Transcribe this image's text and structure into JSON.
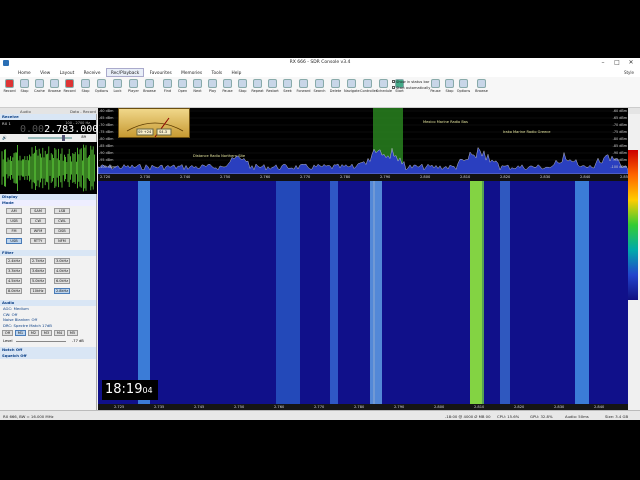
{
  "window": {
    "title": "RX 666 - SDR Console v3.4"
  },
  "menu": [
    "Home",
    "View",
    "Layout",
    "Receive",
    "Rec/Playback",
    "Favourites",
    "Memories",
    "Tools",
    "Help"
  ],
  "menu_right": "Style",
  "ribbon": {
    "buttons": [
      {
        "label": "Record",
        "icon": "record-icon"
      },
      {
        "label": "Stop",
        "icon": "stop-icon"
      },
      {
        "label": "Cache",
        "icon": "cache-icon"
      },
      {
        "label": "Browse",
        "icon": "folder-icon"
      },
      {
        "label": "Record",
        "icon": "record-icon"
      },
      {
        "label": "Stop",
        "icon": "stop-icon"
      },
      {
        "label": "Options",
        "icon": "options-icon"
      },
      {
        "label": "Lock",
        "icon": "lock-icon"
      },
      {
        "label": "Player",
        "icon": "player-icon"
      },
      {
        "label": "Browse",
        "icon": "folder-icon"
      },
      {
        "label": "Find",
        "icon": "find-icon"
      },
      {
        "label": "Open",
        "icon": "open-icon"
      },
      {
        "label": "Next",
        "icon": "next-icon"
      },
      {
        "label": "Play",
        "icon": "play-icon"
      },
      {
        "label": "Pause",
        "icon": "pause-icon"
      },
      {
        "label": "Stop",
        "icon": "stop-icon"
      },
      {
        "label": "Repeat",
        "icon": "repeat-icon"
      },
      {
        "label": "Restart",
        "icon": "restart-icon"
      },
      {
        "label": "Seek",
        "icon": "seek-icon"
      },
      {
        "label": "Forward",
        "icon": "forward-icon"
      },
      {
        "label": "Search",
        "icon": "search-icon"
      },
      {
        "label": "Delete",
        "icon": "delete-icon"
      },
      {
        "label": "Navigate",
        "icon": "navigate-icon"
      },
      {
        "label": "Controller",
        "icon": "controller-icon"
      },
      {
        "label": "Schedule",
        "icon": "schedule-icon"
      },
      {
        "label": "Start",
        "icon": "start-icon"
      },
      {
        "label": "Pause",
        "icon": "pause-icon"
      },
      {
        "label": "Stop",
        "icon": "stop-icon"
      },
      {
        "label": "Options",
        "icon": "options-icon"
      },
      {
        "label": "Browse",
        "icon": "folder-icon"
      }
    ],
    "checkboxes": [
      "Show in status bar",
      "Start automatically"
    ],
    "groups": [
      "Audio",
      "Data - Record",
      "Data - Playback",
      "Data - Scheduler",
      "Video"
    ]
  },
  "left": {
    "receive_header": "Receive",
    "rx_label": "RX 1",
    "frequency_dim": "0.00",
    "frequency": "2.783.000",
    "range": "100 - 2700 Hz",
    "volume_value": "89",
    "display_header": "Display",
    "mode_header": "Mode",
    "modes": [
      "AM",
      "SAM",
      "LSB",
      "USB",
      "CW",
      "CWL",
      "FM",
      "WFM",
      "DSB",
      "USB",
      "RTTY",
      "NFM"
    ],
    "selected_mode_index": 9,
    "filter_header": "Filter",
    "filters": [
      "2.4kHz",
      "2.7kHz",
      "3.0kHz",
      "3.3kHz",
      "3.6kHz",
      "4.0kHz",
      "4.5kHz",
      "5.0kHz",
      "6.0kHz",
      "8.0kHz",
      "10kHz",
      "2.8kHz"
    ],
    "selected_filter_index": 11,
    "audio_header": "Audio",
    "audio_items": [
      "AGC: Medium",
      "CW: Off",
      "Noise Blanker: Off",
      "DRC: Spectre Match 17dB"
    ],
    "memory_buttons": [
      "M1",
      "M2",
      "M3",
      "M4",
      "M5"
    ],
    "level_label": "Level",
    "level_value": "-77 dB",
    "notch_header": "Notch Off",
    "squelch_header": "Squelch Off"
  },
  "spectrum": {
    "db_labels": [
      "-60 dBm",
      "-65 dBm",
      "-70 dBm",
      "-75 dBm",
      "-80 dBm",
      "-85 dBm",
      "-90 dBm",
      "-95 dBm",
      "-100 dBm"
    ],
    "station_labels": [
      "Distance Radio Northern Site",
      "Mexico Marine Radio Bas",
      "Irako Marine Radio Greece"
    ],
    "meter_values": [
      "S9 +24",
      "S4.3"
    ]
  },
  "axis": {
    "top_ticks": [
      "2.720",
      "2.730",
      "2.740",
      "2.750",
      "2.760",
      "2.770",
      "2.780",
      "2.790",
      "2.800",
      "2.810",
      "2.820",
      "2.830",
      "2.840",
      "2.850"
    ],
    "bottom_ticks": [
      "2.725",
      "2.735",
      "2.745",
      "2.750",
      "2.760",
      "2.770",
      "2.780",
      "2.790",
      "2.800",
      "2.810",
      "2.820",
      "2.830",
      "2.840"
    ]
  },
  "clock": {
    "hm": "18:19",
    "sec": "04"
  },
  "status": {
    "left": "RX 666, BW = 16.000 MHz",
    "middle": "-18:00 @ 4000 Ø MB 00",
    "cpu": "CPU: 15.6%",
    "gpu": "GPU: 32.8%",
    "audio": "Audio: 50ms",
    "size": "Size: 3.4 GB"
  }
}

---

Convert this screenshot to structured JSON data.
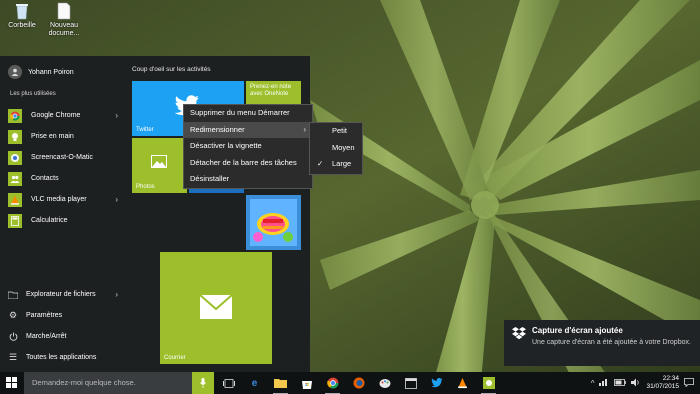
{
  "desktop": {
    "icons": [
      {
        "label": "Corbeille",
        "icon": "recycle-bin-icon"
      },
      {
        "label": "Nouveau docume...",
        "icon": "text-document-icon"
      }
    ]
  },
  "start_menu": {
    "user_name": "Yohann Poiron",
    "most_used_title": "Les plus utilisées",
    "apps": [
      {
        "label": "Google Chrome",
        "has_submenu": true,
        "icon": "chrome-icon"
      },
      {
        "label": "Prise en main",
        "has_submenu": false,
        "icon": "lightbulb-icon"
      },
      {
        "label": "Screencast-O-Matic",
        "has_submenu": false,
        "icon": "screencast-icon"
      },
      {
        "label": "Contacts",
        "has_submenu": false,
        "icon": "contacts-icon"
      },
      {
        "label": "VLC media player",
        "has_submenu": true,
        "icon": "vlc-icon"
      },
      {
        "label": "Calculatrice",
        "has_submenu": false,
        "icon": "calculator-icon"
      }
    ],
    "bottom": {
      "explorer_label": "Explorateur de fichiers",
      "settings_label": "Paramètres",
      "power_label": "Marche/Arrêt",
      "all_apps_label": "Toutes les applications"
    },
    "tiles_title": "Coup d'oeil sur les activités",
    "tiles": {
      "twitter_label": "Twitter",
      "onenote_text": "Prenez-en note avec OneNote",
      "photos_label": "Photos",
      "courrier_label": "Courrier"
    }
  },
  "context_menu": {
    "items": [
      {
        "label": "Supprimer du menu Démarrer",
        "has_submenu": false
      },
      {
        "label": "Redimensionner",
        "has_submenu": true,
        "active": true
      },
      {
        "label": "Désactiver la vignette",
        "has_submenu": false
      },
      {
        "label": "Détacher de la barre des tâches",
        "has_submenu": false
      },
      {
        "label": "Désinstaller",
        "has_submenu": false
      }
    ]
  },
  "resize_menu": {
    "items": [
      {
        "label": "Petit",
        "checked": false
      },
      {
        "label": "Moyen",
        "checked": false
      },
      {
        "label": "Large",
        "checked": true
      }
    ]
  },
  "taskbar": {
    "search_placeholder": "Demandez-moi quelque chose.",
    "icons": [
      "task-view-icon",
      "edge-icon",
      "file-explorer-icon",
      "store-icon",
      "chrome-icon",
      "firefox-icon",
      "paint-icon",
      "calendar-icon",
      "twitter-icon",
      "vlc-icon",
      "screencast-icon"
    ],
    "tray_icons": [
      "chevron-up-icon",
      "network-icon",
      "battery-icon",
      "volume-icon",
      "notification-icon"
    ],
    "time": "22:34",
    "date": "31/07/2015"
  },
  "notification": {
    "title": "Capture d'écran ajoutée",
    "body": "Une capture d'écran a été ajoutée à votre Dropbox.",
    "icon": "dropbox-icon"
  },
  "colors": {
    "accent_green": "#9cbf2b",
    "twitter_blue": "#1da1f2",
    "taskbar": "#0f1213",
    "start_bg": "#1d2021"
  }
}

...

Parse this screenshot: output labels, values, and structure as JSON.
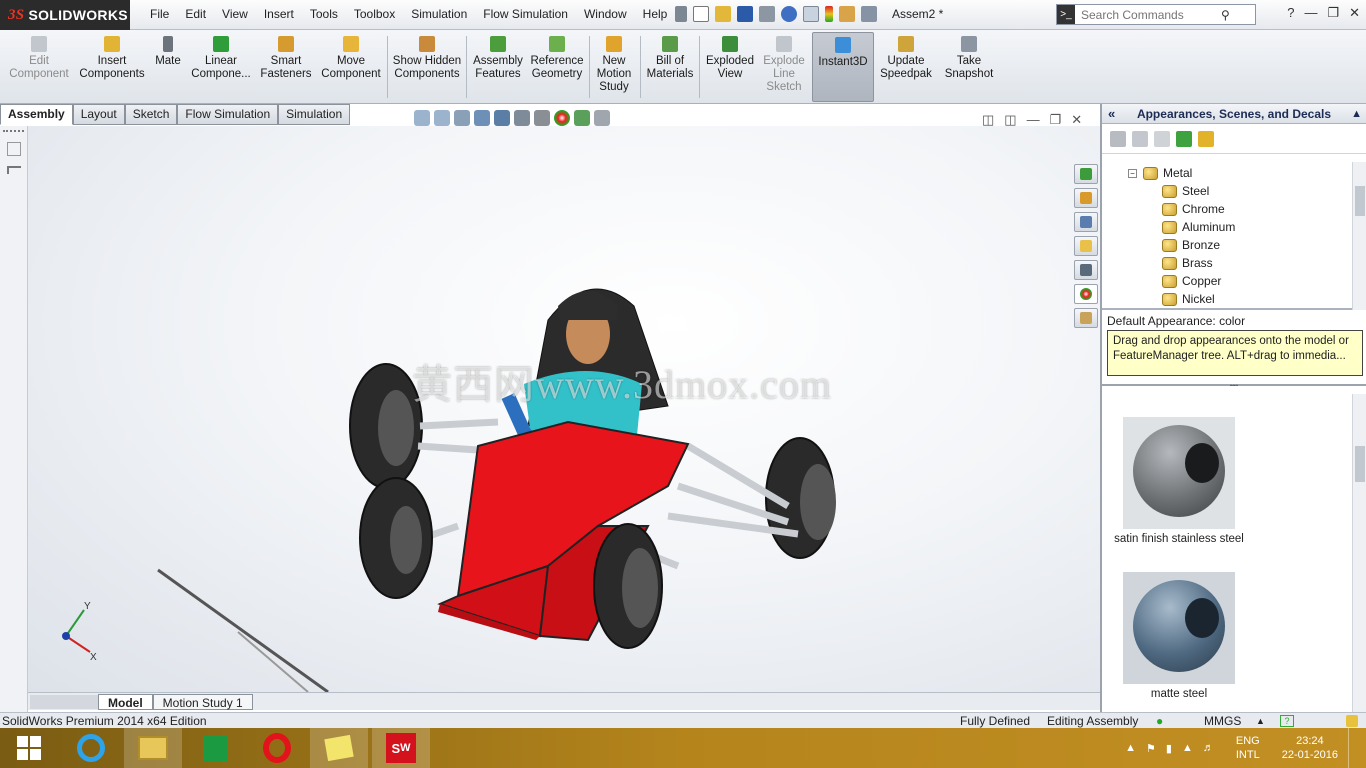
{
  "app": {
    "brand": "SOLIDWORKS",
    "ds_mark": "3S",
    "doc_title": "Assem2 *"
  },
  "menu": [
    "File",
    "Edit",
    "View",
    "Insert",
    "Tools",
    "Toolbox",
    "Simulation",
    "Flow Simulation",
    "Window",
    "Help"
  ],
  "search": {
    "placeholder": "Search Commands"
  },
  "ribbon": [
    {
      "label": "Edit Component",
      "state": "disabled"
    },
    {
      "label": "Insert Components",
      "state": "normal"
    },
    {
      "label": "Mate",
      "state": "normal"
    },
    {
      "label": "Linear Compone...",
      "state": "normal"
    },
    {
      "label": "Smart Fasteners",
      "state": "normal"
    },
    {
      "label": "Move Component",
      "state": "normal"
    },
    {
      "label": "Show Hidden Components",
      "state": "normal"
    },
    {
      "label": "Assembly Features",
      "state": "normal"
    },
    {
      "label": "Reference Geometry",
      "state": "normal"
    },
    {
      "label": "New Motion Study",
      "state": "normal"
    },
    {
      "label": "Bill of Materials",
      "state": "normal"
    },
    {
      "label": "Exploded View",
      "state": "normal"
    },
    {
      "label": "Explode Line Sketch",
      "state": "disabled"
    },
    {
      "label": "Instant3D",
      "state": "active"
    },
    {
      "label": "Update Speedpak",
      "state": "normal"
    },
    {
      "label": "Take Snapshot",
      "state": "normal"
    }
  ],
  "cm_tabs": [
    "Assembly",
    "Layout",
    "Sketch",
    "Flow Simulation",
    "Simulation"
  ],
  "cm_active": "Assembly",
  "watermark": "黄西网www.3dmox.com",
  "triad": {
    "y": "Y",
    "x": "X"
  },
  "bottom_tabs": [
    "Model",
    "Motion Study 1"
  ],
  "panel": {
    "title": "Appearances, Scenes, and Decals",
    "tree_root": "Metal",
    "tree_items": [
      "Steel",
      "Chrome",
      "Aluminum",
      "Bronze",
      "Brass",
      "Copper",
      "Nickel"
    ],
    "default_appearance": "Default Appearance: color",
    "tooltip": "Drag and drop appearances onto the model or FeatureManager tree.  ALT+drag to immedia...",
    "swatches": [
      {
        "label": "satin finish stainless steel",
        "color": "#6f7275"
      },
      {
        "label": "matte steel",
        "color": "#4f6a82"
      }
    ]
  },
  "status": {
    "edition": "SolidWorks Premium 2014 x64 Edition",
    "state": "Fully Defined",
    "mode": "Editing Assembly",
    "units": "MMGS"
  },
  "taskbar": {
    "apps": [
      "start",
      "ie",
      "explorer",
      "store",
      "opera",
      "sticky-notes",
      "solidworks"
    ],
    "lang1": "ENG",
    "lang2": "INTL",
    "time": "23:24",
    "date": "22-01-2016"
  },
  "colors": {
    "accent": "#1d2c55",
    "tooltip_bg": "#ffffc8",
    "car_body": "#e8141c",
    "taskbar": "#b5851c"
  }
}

EXERCISE TASK ->
Pull out every line of the entries that includes the word "écran".

SOLVED PROBLEM ->
    "title": "Capture d'écran ajoutée",
    "body": "Une capture d'écran a été ajoutée à votre Dropbox.",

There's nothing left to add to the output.